== WHAT IS EXPECTED ==
Reproduce every line of the listing below without changing anything.
======== DATA PROVIDED ========
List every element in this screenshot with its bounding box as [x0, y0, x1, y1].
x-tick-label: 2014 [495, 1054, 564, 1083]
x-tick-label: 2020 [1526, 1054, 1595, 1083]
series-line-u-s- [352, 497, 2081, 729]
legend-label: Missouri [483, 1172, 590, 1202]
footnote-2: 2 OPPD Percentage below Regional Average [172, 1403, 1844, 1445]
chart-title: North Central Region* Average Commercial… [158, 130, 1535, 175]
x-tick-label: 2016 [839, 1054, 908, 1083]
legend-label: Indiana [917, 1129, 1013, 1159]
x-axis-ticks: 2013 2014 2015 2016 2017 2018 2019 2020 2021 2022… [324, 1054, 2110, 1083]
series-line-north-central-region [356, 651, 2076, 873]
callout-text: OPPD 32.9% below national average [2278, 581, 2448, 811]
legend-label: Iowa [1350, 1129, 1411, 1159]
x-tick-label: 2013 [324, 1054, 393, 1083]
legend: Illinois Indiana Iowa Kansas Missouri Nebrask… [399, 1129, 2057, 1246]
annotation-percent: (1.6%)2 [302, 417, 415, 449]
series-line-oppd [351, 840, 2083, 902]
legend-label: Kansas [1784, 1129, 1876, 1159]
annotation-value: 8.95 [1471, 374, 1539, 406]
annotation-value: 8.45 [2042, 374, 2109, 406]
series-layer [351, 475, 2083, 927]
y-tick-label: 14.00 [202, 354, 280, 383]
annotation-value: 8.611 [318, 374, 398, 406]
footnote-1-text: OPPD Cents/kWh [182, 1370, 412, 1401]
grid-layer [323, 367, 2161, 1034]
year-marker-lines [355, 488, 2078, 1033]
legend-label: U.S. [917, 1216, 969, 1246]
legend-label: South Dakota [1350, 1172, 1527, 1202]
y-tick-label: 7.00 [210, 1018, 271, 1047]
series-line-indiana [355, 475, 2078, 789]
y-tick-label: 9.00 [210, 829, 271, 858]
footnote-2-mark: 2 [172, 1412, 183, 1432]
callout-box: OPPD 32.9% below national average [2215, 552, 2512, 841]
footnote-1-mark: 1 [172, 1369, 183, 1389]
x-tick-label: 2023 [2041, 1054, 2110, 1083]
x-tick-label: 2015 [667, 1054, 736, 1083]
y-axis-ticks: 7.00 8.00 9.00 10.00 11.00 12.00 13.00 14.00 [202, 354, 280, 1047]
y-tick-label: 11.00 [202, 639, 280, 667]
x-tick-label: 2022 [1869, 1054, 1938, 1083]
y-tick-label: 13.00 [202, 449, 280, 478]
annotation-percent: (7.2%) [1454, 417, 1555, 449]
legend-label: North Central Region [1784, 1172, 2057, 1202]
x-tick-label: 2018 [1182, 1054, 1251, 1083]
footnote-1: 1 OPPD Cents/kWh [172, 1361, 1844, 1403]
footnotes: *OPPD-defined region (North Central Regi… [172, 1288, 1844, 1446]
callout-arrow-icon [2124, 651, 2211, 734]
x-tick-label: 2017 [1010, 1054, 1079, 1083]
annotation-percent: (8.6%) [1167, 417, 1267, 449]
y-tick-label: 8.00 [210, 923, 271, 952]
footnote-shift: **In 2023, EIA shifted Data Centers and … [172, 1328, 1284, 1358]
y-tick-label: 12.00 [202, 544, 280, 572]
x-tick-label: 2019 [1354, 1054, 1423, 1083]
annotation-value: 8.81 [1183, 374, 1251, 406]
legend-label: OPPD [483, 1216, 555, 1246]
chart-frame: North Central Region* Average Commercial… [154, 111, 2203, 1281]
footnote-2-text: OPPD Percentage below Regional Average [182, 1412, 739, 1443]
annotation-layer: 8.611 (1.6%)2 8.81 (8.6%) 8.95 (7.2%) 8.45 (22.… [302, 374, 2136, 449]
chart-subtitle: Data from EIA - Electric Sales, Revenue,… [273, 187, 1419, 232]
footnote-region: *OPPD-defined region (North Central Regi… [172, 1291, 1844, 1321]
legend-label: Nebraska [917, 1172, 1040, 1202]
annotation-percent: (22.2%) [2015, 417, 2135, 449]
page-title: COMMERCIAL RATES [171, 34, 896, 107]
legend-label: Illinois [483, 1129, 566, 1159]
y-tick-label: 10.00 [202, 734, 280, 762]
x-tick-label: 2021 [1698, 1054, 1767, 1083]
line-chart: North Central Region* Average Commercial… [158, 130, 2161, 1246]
========
== OUTPUT FOR THIS TASK ==
List every element in this screenshot with its bounding box as [x0, y0, x1, y1].
x-tick-label: 2014 [495, 1054, 564, 1083]
x-tick-label: 2020 [1526, 1054, 1595, 1083]
series-line-u-s- [352, 497, 2081, 729]
legend-label: Missouri [483, 1172, 590, 1202]
footnote-2: 2 OPPD Percentage below Regional Average [172, 1403, 1844, 1445]
chart-title: North Central Region* Average Commercial… [158, 130, 1535, 175]
x-tick-label: 2016 [839, 1054, 908, 1083]
legend-label: Indiana [917, 1129, 1013, 1159]
x-axis-ticks: 2013 2014 2015 2016 2017 2018 2019 2020 2021 2022… [324, 1054, 2110, 1083]
series-line-north-central-region [356, 651, 2076, 873]
callout-text: OPPD 32.9% below national average [2278, 581, 2448, 811]
legend-label: Iowa [1350, 1129, 1411, 1159]
x-tick-label: 2013 [324, 1054, 393, 1083]
legend: Illinois Indiana Iowa Kansas Missouri Nebrask… [399, 1129, 2057, 1246]
annotation-percent: (1.6%)2 [302, 417, 415, 449]
series-line-oppd [351, 840, 2083, 902]
legend-label: Kansas [1784, 1129, 1876, 1159]
annotation-value: 8.95 [1471, 374, 1539, 406]
annotation-value: 8.45 [2042, 374, 2109, 406]
series-layer [351, 475, 2083, 927]
y-tick-label: 14.00 [202, 354, 280, 383]
annotation-value: 8.611 [318, 374, 398, 406]
footnote-1-text: OPPD Cents/kWh [182, 1370, 412, 1401]
grid-layer [323, 367, 2161, 1034]
year-marker-lines [355, 488, 2078, 1033]
legend-label: U.S. [917, 1216, 969, 1246]
legend-label: South Dakota [1350, 1172, 1527, 1202]
y-tick-label: 7.00 [210, 1018, 271, 1047]
series-line-indiana [355, 475, 2078, 789]
y-tick-label: 9.00 [210, 829, 271, 858]
footnote-2-mark: 2 [172, 1412, 183, 1432]
callout-box: OPPD 32.9% below national average [2215, 552, 2512, 841]
footnote-1-mark: 1 [172, 1369, 183, 1389]
x-tick-label: 2023 [2041, 1054, 2110, 1083]
x-tick-label: 2015 [667, 1054, 736, 1083]
y-axis-ticks: 7.00 8.00 9.00 10.00 11.00 12.00 13.00 14.00 [202, 354, 280, 1047]
y-tick-label: 11.00 [202, 639, 280, 667]
x-tick-label: 2022 [1869, 1054, 1938, 1083]
y-tick-label: 13.00 [202, 449, 280, 478]
annotation-percent: (7.2%) [1454, 417, 1555, 449]
legend-label: North Central Region [1784, 1172, 2057, 1202]
x-tick-label: 2018 [1182, 1054, 1251, 1083]
footnote-1: 1 OPPD Cents/kWh [172, 1361, 1844, 1403]
footnotes: *OPPD-defined region (North Central Regi… [172, 1288, 1844, 1446]
callout-arrow-icon [2124, 651, 2211, 734]
x-tick-label: 2017 [1010, 1054, 1079, 1083]
annotation-percent: (8.6%) [1167, 417, 1267, 449]
y-tick-label: 8.00 [210, 923, 271, 952]
footnote-shift: **In 2023, EIA shifted Data Centers and … [172, 1328, 1284, 1358]
y-tick-label: 12.00 [202, 544, 280, 572]
x-tick-label: 2019 [1354, 1054, 1423, 1083]
annotation-value: 8.81 [1183, 374, 1251, 406]
legend-label: OPPD [483, 1216, 555, 1246]
chart-frame: North Central Region* Average Commercial… [154, 111, 2203, 1281]
footnote-2-text: OPPD Percentage below Regional Average [182, 1412, 739, 1443]
annotation-layer: 8.611 (1.6%)2 8.81 (8.6%) 8.95 (7.2%) 8.45 (22.… [302, 374, 2136, 449]
chart-subtitle: Data from EIA - Electric Sales, Revenue,… [273, 187, 1419, 232]
footnote-region: *OPPD-defined region (North Central Regi… [172, 1291, 1844, 1321]
legend-label: Nebraska [917, 1172, 1040, 1202]
annotation-percent: (22.2%) [2015, 417, 2135, 449]
page-title: COMMERCIAL RATES [171, 34, 896, 107]
legend-label: Illinois [483, 1129, 566, 1159]
y-tick-label: 10.00 [202, 734, 280, 762]
x-tick-label: 2021 [1698, 1054, 1767, 1083]
line-chart: North Central Region* Average Commercial… [158, 130, 2161, 1246]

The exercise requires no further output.